(Vos consignes) Dans le texte sur le financement des Sdis, de combien les dépenses sociales ont-elles augmenté en deux ans au niveau national ?

Alors que les incendies ravagent le Var et d'autres régions, Jean-Louis Masson, président du conseil départemental du Var, a lancé un appel pressant pour une réforme du mode de financement des Services départementaux d'incendie et de secours (Sdis). Dans un communiqué transmis à Var-matin, il dénonce une situation intenable et exige une réponse forte de l'État.
Un financement reposant uniquement sur les départements jugé obsolète
Actuellement, ce sont les conseils départementaux qui assument la charge financière des Sdis. Jean-Louis Masson souligne que « les incendies qui touchent notre pays rappellent l'engagement exemplaire de nos sapeurs-pompiers et de l'ensemble des personnels des Sdis ». Il ajoute : « Dans le Var, département particulièrement exposé au risque incendie, notre Sdis est sollicité de manière intensive et continue. Cette réalité impose une réponse forte et durable de l'État. »
Le président du Var insiste sur la nécessité de trouver une ressource pérenne, évoquant une évolution de la TSCA (taxe sur les compagnies d'assurance) ou d'autres leviers. Il précise que « toute hausse de la TSCA sans prise en compte de l'équilibre financier global des Départements serait inacceptable. Les Départements ne peuvent être contournés ni fragilisés alors qu'ils assurent déjà l'essentiel de l'effort. »
Des dépenses sociales en forte hausse, des recettes insuffisantes
Jean-Louis Masson élargit le débat au financement global des départements. Selon lui, « il est impératif de mettre fin à la logique qui consiste à faire porter aux Départements le redressement des finances publiques de l'État, alors même qu'ils subissent une hausse massive des dépenses sociales sans disposer d'autonomie fiscale. » Il chiffre cette dérive : « En deux ans, ces dépenses ont augmenté au niveau national de 3,8 milliards d'euros, quand les recettes des DMTO (droits de mutation à titre onéreux) n'ont progressé que de 590 millions d'euros : une situation intenable. »
Les propositions des Départements de France
Le 22 juillet, François Sauvadet, président de l'Assemblée des Départements de France, a présenté au Premier ministre les propositions de l'exécutif des Départements de France : abandon du dispositif DILICO (dispositif de lissage conjoncturel des recettes fiscales), refus de toute nouvelle péréquation horizontale, maintien du fonds de sauvegarde, sécurisation des allocations individuelles de solidarité via une part de CSG et un renforcement de la participation de l'État, et garantie d'un financement stable. Jean-Louis Masson reprend ces points et demande : « Le gouvernement doit désormais traduire ces engagements en décisions concrètes. » Il conclut : « Les Départements continueront d'assumer leurs responsabilités, mais ils ne peuvent plus le faire seuls. Il en va de la sécurité de nos concitoyens et de la cohésion de nos territoires. »

(Entrées de données)
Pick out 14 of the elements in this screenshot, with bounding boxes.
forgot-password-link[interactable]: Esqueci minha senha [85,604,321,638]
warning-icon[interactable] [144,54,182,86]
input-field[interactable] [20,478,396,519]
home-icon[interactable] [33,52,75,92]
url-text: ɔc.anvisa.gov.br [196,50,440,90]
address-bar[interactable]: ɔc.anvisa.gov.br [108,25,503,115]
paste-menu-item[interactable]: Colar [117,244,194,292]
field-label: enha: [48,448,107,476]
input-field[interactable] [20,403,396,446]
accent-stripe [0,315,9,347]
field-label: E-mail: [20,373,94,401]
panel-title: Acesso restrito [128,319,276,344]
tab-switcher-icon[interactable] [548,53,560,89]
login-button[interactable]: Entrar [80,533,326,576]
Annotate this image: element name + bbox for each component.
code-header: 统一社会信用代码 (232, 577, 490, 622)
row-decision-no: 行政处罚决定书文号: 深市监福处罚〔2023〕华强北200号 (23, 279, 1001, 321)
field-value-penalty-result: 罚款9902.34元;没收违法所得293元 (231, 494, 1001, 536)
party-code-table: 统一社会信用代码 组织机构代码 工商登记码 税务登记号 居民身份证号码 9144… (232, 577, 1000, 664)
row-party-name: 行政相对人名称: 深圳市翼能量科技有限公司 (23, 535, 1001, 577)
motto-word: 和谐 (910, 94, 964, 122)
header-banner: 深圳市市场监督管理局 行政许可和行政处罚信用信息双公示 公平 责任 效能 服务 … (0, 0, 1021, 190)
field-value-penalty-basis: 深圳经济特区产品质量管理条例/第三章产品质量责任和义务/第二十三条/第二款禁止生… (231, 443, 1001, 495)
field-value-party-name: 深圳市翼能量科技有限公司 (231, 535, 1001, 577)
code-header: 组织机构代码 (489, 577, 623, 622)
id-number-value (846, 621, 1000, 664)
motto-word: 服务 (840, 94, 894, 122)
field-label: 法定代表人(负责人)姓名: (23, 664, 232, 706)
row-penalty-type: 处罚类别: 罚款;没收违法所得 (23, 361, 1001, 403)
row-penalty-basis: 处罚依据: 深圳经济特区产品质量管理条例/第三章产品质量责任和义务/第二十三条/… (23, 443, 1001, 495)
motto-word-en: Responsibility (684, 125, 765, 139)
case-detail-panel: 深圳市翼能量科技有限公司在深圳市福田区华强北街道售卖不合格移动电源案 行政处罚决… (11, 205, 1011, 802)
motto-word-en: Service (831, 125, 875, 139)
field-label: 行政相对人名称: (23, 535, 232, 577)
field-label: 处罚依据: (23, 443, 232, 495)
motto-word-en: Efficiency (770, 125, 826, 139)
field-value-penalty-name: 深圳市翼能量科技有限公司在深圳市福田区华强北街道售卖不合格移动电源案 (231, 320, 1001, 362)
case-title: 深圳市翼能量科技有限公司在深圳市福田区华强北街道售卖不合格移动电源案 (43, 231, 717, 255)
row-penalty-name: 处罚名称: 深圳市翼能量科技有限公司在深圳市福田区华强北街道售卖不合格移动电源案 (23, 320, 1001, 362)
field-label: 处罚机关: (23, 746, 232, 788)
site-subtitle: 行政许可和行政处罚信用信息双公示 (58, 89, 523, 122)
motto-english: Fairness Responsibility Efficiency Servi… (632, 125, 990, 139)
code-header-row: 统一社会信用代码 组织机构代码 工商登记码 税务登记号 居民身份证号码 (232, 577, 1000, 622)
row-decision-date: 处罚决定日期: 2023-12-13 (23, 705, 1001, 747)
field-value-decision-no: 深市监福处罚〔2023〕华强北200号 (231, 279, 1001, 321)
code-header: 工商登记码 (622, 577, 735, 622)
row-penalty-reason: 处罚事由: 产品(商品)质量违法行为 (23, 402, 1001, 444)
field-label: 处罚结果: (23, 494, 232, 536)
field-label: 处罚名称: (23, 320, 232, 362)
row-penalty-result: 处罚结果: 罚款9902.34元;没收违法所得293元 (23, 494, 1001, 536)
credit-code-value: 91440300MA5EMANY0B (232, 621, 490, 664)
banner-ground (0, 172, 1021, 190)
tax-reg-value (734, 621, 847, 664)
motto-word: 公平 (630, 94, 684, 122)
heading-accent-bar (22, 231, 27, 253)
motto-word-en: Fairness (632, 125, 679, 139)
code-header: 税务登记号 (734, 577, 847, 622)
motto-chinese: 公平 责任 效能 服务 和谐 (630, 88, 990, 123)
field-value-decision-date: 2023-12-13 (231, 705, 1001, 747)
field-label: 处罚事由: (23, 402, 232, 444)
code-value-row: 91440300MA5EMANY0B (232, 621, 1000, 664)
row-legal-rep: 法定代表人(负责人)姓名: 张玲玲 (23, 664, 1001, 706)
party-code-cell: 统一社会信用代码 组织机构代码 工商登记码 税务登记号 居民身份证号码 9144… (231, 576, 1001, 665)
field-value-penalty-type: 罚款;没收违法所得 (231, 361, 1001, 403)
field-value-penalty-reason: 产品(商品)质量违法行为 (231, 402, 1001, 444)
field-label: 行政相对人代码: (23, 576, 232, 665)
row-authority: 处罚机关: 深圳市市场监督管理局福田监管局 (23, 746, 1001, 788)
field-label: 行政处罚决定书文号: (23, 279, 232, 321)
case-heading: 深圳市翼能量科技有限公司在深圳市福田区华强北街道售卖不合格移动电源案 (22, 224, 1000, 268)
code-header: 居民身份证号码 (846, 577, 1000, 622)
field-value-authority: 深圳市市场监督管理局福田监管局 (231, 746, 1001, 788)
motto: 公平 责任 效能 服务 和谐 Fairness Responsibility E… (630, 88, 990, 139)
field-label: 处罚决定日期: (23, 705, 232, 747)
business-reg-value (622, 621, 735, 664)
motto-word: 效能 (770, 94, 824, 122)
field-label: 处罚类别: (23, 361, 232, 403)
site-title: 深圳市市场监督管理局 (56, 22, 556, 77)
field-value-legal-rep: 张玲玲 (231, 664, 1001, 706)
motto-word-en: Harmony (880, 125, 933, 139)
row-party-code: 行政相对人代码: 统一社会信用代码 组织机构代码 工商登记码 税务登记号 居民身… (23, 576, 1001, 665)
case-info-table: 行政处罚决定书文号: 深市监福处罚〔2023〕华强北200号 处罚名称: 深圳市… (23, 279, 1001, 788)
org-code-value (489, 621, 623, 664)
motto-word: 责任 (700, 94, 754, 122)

(Réponse ci-dessous) Elles ont augmenté de 3,8 milliards d'euros.